ACTION ITEM:
Filter the records below for the word "Beverages". Keep each line that has it.

----- ENTRIES SHOWN

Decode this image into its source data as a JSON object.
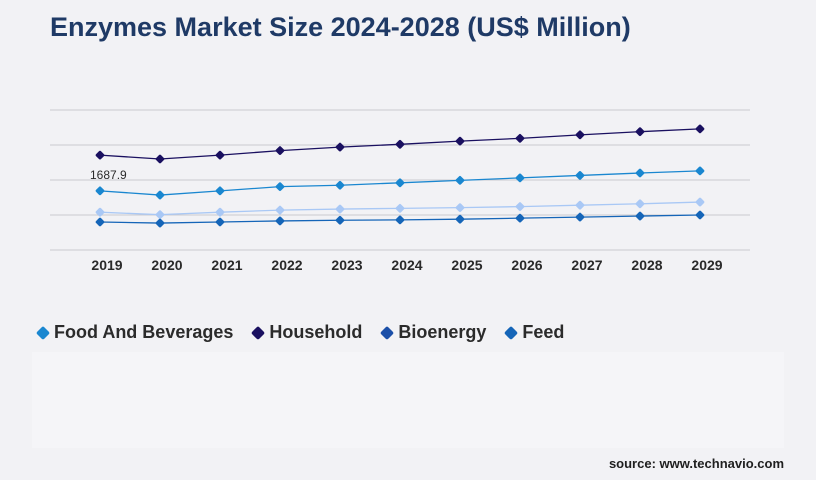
{
  "title": "Enzymes Market Size 2024-2028 (US$ Million)",
  "source": "source: www.technavio.com",
  "chart_data": {
    "type": "line",
    "title": "Enzymes Market Size 2024-2028 (US$ Million)",
    "xlabel": "",
    "ylabel": "",
    "x": [
      "2019",
      "2020",
      "2021",
      "2022",
      "2023",
      "2024",
      "2025",
      "2026",
      "2027",
      "2028",
      "2029"
    ],
    "ylim": [
      0,
      4000
    ],
    "grid": true,
    "legend_position": "bottom-left",
    "annotations": [
      {
        "series": "Food And Beverages",
        "x": "2019",
        "label": "1687.9"
      }
    ],
    "series": [
      {
        "name": "Household",
        "color": "#1a1060",
        "values": [
          2710,
          2600,
          2710,
          2840,
          2940,
          3020,
          3110,
          3190,
          3290,
          3380,
          3460
        ]
      },
      {
        "name": "Food And Beverages",
        "color": "#1a87d0",
        "values": [
          1690,
          1570,
          1690,
          1810,
          1850,
          1920,
          1990,
          2060,
          2130,
          2200,
          2260
        ]
      },
      {
        "name": "Bioenergy",
        "color": "#a9c8f5",
        "values": [
          1080,
          1010,
          1080,
          1140,
          1170,
          1190,
          1210,
          1240,
          1280,
          1320,
          1370
        ]
      },
      {
        "name": "Feed",
        "color": "#1565b8",
        "values": [
          800,
          770,
          800,
          830,
          850,
          860,
          880,
          910,
          940,
          970,
          1000
        ]
      }
    ]
  },
  "legend": [
    {
      "label": "Food And Beverages",
      "color": "#1a87d0"
    },
    {
      "label": "Household",
      "color": "#1a1060"
    },
    {
      "label": "Bioenergy",
      "color": "#1b4fa8"
    },
    {
      "label": "Feed",
      "color": "#1565b8"
    }
  ]
}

----------

ANSWER FOR THE TASK:
        "series": "Food And Beverages",
        "name": "Food And Beverages",
      "label": "Food And Beverages",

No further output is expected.